Word for word, restate every line of the listing that follows.

+ + +

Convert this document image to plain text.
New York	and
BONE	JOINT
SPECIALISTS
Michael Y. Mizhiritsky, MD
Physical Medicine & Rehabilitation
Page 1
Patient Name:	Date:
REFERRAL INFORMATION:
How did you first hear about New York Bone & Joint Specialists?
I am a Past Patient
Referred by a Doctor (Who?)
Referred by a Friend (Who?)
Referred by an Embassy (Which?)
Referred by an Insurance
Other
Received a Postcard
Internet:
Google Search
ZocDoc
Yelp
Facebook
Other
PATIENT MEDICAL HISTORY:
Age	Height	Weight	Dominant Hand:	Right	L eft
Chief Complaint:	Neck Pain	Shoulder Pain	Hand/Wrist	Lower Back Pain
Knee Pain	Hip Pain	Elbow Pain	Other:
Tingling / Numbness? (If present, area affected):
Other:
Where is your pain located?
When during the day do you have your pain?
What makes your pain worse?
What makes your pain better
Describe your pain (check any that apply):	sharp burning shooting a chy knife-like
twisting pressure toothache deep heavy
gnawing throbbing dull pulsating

+ + +

[Worked solution]:
Convert this document image to plain text.
New York	and
BONE	JOINT
SPECIALISTS
Michael Y. Mizhiritsky, MD
Physical Medicine & Rehabilitation
Page 1
Patient Name:	Date:
REFERRAL INFORMATION:
How did you first hear about New York Bone & Joint Specialists?
I am a Past Patient
Referred by a Doctor (Who?)
Referred by a Friend (Who?)
Referred by an Embassy (Which?)
Referred by an Insurance
Other
Received a Postcard
Internet:
Google Search
ZocDoc
Yelp
Facebook
Other
PATIENT MEDICAL HISTORY:
Age	Height	Weight	Dominant Hand:	Right	L eft
Chief Complaint:	Neck Pain	Shoulder Pain	Hand/Wrist	Lower Back Pain
Knee Pain	Hip Pain	Elbow Pain	Other:
Tingling / Numbness? (If present, area affected):
Other:
Where is your pain located?
When during the day do you have your pain?
What makes your pain worse?
What makes your pain better
Describe your pain (check any that apply):	sharp burning shooting a chy knife-like
twisting pressure toothache deep heavy
gnawing throbbing dull pulsating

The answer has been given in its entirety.